* start *
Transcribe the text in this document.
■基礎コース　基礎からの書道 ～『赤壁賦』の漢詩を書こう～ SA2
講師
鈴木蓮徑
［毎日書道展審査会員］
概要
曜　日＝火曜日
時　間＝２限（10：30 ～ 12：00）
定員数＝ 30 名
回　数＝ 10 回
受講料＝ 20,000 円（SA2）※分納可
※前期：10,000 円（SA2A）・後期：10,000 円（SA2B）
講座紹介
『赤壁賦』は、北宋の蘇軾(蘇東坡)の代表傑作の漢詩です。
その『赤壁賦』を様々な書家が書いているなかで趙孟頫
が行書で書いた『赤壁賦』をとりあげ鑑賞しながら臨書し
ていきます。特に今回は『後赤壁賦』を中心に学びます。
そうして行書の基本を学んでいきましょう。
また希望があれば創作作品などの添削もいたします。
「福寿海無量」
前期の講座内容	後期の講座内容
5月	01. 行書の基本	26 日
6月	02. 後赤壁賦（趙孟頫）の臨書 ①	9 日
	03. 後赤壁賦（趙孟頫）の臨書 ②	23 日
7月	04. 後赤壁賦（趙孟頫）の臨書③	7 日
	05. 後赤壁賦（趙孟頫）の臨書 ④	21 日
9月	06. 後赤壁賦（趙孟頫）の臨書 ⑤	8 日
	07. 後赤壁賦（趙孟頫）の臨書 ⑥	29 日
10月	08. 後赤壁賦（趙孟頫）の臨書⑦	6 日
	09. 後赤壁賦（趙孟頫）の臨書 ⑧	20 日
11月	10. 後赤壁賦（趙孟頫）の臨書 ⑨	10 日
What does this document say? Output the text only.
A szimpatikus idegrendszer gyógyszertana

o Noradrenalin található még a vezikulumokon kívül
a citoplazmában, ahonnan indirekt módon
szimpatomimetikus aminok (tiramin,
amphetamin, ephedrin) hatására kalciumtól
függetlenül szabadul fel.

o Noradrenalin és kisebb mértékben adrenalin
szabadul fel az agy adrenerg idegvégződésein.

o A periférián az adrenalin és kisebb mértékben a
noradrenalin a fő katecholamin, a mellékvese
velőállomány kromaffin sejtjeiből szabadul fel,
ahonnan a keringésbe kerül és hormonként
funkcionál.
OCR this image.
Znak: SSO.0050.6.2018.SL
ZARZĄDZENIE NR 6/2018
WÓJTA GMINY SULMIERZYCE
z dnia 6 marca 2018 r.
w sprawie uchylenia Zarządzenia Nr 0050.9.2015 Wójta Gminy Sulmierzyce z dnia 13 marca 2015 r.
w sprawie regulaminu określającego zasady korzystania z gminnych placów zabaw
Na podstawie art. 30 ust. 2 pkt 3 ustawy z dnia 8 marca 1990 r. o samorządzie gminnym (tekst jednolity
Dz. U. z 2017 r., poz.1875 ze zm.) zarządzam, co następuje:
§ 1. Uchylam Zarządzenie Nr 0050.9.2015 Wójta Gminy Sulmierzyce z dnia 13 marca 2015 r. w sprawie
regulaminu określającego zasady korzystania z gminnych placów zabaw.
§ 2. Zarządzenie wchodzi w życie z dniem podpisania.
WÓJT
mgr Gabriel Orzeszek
* end *
• Work instructions: Return, unchanged, each line from the line containing "OCR this image." through the last line of the material.

• Response to the task:
OCR this image.
Znak: SSO.0050.6.2018.SL
ZARZĄDZENIE NR 6/2018
WÓJTA GMINY SULMIERZYCE
z dnia 6 marca 2018 r.
w sprawie uchylenia Zarządzenia Nr 0050.9.2015 Wójta Gminy Sulmierzyce z dnia 13 marca 2015 r.
w sprawie regulaminu określającego zasady korzystania z gminnych placów zabaw
Na podstawie art. 30 ust. 2 pkt 3 ustawy z dnia 8 marca 1990 r. o samorządzie gminnym (tekst jednolity
Dz. U. z 2017 r., poz.1875 ze zm.) zarządzam, co następuje:
§ 1. Uchylam Zarządzenie Nr 0050.9.2015 Wójta Gminy Sulmierzyce z dnia 13 marca 2015 r. w sprawie
regulaminu określającego zasady korzystania z gminnych placów zabaw.
§ 2. Zarządzenie wchodzi w życie z dniem podpisania.
WÓJT
mgr Gabriel Orzeszek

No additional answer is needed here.